WORK TO BE COMPLETED: Report every line from the material that contains the word "Paxtadan".

* BEGIN INFORMATION SHOWN *

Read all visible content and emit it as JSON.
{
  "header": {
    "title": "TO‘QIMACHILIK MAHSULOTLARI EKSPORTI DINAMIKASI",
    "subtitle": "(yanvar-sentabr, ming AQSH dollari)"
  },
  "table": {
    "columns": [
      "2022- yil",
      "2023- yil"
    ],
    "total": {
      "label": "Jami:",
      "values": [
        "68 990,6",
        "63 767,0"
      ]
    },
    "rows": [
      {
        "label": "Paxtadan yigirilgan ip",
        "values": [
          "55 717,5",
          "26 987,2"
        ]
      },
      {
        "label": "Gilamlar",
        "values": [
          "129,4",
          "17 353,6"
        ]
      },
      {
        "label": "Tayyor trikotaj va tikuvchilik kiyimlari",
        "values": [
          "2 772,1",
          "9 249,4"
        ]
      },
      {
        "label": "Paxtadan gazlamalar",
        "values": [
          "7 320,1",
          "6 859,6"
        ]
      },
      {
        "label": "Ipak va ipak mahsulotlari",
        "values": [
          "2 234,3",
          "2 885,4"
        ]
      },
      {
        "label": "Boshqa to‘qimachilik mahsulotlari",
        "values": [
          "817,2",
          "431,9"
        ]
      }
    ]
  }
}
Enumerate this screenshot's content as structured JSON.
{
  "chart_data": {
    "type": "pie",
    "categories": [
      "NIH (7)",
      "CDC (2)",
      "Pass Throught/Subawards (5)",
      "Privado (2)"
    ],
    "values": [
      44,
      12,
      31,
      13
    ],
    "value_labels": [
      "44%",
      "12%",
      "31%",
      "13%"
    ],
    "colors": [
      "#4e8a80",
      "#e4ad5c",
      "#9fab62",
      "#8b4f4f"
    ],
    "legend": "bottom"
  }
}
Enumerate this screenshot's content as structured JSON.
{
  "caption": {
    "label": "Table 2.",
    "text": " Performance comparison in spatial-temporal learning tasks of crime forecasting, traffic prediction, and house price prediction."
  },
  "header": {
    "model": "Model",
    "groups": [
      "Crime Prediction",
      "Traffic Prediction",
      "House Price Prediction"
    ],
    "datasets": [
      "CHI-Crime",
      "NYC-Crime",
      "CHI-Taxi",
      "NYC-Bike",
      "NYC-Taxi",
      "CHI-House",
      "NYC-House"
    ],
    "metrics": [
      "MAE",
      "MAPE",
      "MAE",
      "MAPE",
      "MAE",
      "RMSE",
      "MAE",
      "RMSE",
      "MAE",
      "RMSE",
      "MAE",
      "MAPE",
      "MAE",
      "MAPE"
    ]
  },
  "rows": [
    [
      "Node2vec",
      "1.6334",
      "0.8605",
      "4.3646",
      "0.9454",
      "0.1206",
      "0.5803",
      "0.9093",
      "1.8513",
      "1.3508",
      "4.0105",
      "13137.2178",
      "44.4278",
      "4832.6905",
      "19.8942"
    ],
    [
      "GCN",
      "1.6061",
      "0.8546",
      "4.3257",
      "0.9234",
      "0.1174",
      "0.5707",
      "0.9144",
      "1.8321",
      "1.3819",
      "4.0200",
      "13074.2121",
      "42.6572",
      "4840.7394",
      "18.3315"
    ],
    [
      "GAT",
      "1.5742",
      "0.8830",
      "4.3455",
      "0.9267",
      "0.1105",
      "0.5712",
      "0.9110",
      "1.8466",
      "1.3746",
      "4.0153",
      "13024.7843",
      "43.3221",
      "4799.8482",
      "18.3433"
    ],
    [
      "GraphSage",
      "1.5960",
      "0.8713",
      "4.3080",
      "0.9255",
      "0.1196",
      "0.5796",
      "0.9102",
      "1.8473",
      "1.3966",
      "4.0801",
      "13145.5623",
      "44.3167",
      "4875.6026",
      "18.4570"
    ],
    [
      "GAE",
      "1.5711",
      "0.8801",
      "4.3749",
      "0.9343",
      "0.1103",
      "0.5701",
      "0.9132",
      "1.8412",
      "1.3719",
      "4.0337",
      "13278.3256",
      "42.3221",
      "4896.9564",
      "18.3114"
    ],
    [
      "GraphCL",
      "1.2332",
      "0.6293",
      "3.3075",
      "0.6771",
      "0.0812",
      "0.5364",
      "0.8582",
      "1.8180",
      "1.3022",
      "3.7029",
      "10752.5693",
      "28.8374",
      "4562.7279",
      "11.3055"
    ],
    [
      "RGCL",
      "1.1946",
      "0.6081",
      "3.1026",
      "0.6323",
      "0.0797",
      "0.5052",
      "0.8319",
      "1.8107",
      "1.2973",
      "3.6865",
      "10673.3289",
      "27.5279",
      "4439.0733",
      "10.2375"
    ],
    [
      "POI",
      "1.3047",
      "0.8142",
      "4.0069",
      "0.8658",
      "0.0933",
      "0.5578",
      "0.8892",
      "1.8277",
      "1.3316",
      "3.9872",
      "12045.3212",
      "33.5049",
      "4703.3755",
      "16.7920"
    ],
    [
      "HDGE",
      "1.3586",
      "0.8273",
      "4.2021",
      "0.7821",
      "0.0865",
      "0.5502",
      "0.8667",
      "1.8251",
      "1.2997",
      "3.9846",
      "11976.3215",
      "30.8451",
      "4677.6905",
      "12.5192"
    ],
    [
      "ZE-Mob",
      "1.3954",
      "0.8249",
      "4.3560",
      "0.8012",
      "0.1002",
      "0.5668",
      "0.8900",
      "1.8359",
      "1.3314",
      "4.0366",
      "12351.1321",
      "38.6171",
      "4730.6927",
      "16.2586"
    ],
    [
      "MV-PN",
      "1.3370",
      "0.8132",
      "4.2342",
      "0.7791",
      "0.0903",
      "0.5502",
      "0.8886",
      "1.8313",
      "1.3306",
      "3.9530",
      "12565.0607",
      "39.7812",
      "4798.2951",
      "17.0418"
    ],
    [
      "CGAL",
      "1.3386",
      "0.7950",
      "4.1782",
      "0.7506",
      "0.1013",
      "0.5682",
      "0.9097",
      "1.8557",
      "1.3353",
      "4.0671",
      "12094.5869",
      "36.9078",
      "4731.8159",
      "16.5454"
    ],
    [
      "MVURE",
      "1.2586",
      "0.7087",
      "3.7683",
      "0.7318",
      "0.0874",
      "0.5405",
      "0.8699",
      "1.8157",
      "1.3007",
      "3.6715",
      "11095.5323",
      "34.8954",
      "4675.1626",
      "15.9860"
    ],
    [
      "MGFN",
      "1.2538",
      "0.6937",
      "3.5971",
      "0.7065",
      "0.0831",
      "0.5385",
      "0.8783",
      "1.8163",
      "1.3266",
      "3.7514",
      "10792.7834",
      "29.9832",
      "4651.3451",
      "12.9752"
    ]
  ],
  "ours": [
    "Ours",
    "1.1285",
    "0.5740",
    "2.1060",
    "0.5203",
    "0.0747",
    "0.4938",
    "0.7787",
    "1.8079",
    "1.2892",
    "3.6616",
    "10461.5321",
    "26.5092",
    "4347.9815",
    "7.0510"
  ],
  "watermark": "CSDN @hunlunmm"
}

* END INFORMATION SHOWN *

EXERCISE ANSWER:
        "label": "Paxtadan yigirilgan ip",
        "label": "Paxtadan gazlamalar",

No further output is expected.